BEGIN Provided material

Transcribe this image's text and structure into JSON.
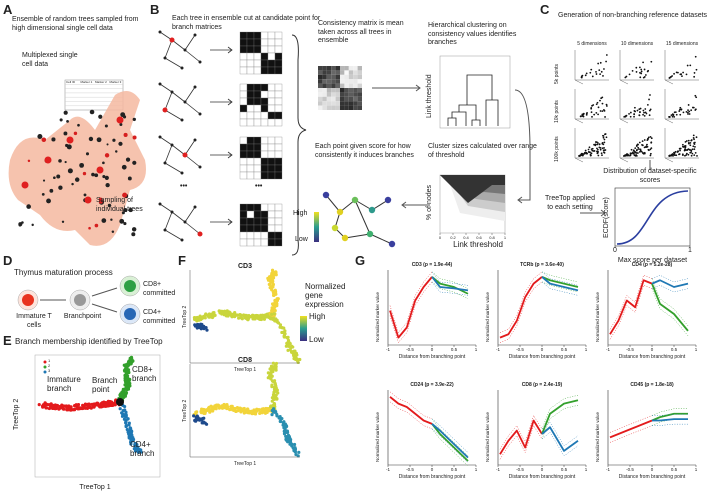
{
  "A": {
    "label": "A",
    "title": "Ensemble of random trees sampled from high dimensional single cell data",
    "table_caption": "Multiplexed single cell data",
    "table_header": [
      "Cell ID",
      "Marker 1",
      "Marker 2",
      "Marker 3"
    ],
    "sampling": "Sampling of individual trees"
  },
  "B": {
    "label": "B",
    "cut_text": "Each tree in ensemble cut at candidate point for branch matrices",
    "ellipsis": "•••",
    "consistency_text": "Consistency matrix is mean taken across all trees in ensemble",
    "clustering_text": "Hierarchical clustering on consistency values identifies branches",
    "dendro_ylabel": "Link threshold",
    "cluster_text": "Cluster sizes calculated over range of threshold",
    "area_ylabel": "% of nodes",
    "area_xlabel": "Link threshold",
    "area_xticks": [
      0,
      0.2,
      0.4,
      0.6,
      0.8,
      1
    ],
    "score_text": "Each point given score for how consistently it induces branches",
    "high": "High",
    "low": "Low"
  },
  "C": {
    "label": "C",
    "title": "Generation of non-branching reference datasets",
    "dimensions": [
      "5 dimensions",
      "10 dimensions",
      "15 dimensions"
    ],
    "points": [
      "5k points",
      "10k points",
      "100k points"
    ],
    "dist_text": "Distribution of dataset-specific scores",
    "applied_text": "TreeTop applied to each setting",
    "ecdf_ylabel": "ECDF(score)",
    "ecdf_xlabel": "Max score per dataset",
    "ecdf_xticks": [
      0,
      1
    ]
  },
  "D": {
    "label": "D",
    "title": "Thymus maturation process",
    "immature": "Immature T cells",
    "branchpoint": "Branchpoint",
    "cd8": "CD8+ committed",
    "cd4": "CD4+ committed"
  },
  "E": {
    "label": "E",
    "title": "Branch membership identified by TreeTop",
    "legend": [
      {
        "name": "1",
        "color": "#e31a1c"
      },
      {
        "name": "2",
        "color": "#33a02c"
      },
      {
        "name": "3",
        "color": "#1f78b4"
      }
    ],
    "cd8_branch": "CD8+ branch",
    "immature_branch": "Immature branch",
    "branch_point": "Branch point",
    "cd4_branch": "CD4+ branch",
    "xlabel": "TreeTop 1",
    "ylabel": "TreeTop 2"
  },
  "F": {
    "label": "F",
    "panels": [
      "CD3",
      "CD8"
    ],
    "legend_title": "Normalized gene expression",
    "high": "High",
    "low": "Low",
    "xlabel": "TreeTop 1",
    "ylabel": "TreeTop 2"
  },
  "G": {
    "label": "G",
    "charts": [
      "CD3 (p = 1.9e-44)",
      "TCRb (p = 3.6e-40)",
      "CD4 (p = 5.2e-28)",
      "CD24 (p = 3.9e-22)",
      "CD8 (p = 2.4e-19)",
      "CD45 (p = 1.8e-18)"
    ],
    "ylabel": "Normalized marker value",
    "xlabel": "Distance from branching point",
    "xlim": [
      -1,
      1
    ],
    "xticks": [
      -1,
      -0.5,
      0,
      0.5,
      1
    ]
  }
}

END Provided material

What the task asks → Give the entries above again word for word, without any pictures.

Expected output →
Transcribe this image's text and structure into JSON.
{
  "A": {
    "label": "A",
    "title": "Ensemble of random trees sampled from high dimensional single cell data",
    "table_caption": "Multiplexed single cell data",
    "table_header": [
      "Cell ID",
      "Marker 1",
      "Marker 2",
      "Marker 3"
    ],
    "sampling": "Sampling of individual trees"
  },
  "B": {
    "label": "B",
    "cut_text": "Each tree in ensemble cut at candidate point for branch matrices",
    "ellipsis": "•••",
    "consistency_text": "Consistency matrix is mean taken across all trees in ensemble",
    "clustering_text": "Hierarchical clustering on consistency values identifies branches",
    "dendro_ylabel": "Link threshold",
    "cluster_text": "Cluster sizes calculated over range of threshold",
    "area_ylabel": "% of nodes",
    "area_xlabel": "Link threshold",
    "area_xticks": [
      0,
      0.2,
      0.4,
      0.6,
      0.8,
      1
    ],
    "score_text": "Each point given score for how consistently it induces branches",
    "high": "High",
    "low": "Low"
  },
  "C": {
    "label": "C",
    "title": "Generation of non-branching reference datasets",
    "dimensions": [
      "5 dimensions",
      "10 dimensions",
      "15 dimensions"
    ],
    "points": [
      "5k points",
      "10k points",
      "100k points"
    ],
    "dist_text": "Distribution of dataset-specific scores",
    "applied_text": "TreeTop applied to each setting",
    "ecdf_ylabel": "ECDF(score)",
    "ecdf_xlabel": "Max score per dataset",
    "ecdf_xticks": [
      0,
      1
    ]
  },
  "D": {
    "label": "D",
    "title": "Thymus maturation process",
    "immature": "Immature T cells",
    "branchpoint": "Branchpoint",
    "cd8": "CD8+ committed",
    "cd4": "CD4+ committed"
  },
  "E": {
    "label": "E",
    "title": "Branch membership identified by TreeTop",
    "legend": [
      {
        "name": "1",
        "color": "#e31a1c"
      },
      {
        "name": "2",
        "color": "#33a02c"
      },
      {
        "name": "3",
        "color": "#1f78b4"
      }
    ],
    "cd8_branch": "CD8+ branch",
    "immature_branch": "Immature branch",
    "branch_point": "Branch point",
    "cd4_branch": "CD4+ branch",
    "xlabel": "TreeTop 1",
    "ylabel": "TreeTop 2"
  },
  "F": {
    "label": "F",
    "panels": [
      "CD3",
      "CD8"
    ],
    "legend_title": "Normalized gene expression",
    "high": "High",
    "low": "Low",
    "xlabel": "TreeTop 1",
    "ylabel": "TreeTop 2"
  },
  "G": {
    "label": "G",
    "charts": [
      "CD3 (p = 1.9e-44)",
      "TCRb (p = 3.6e-40)",
      "CD4 (p = 5.2e-28)",
      "CD24 (p = 3.9e-22)",
      "CD8 (p = 2.4e-19)",
      "CD45 (p = 1.8e-18)"
    ],
    "ylabel": "Normalized marker value",
    "xlabel": "Distance from branching point",
    "xlim": [
      -1,
      1
    ],
    "xticks": [
      -1,
      -0.5,
      0,
      0.5,
      1
    ]
  }
}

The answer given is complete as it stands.